◆ **DATASET**:
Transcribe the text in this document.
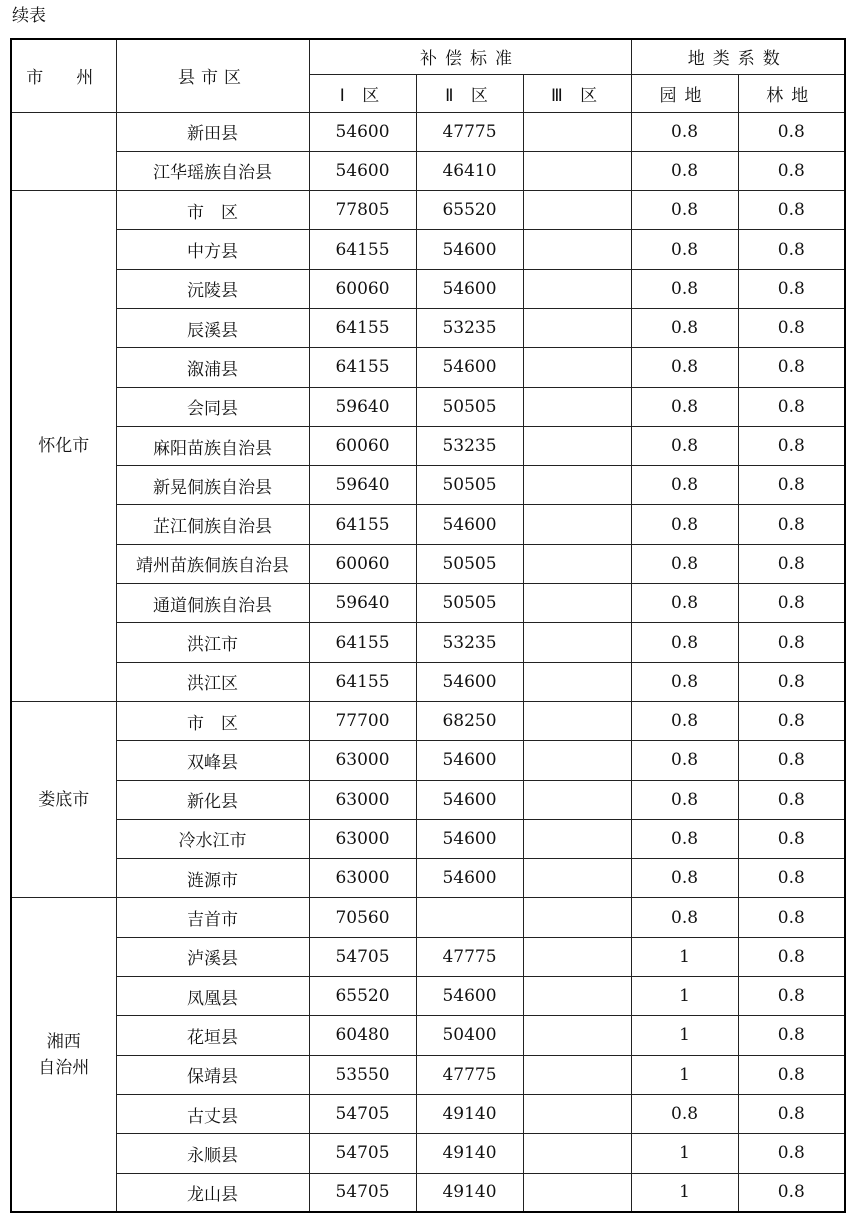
续表
市　州	县市区	补偿标准			地类系数	
		Ⅰ 区	Ⅱ 区	Ⅲ 区	园地	林地
	新田县	54600	47775		0.8	0.8
	江华瑶族自治县	54600	46410		0.8	0.8
怀化市	市　区	77805	65520		0.8	0.8
	中方县	64155	54600		0.8	0.8
	沅陵县	60060	54600		0.8	0.8
	辰溪县	64155	53235		0.8	0.8
	溆浦县	64155	54600		0.8	0.8
	会同县	59640	50505		0.8	0.8
	麻阳苗族自治县	60060	53235		0.8	0.8
	新晃侗族自治县	59640	50505		0.8	0.8
	芷江侗族自治县	64155	54600		0.8	0.8
	靖州苗族侗族自治县	60060	50505		0.8	0.8
	通道侗族自治县	59640	50505		0.8	0.8
	洪江市	64155	53235		0.8	0.8
	洪江区	64155	54600		0.8	0.8
娄底市	市　区	77700	68250		0.8	0.8
	双峰县	63000	54600		0.8	0.8
	新化县	63000	54600		0.8	0.8
	冷水江市	63000	54600		0.8	0.8
	涟源市	63000	54600		0.8	0.8
湘西
自治州	吉首市	70560			0.8	0.8
	泸溪县	54705	47775		1	0.8
	凤凰县	65520	54600		1	0.8
	花垣县	60480	50400		1	0.8
	保靖县	53550	47775		1	0.8
	古丈县	54705	49140		0.8	0.8
	永顺县	54705	49140		1	0.8
	龙山县	54705	49140		1	0.8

◆ **WHAT YOU WILL DO**:
Omit the pictures and reproduce the listing exactly.

◆ **WRITTEN RESPONSE**:
Transcribe the text in this document.
续表
市　州	县市区	补偿标准			地类系数	
		Ⅰ 区	Ⅱ 区	Ⅲ 区	园地	林地
	新田县	54600	47775		0.8	0.8
	江华瑶族自治县	54600	46410		0.8	0.8
怀化市	市　区	77805	65520		0.8	0.8
	中方县	64155	54600		0.8	0.8
	沅陵县	60060	54600		0.8	0.8
	辰溪县	64155	53235		0.8	0.8
	溆浦县	64155	54600		0.8	0.8
	会同县	59640	50505		0.8	0.8
	麻阳苗族自治县	60060	53235		0.8	0.8
	新晃侗族自治县	59640	50505		0.8	0.8
	芷江侗族自治县	64155	54600		0.8	0.8
	靖州苗族侗族自治县	60060	50505		0.8	0.8
	通道侗族自治县	59640	50505		0.8	0.8
	洪江市	64155	53235		0.8	0.8
	洪江区	64155	54600		0.8	0.8
娄底市	市　区	77700	68250		0.8	0.8
	双峰县	63000	54600		0.8	0.8
	新化县	63000	54600		0.8	0.8
	冷水江市	63000	54600		0.8	0.8
	涟源市	63000	54600		0.8	0.8
湘西
自治州	吉首市	70560			0.8	0.8
	泸溪县	54705	47775		1	0.8
	凤凰县	65520	54600		1	0.8
	花垣县	60480	50400		1	0.8
	保靖县	53550	47775		1	0.8
	古丈县	54705	49140		0.8	0.8
	永顺县	54705	49140		1	0.8
	龙山县	54705	49140		1	0.8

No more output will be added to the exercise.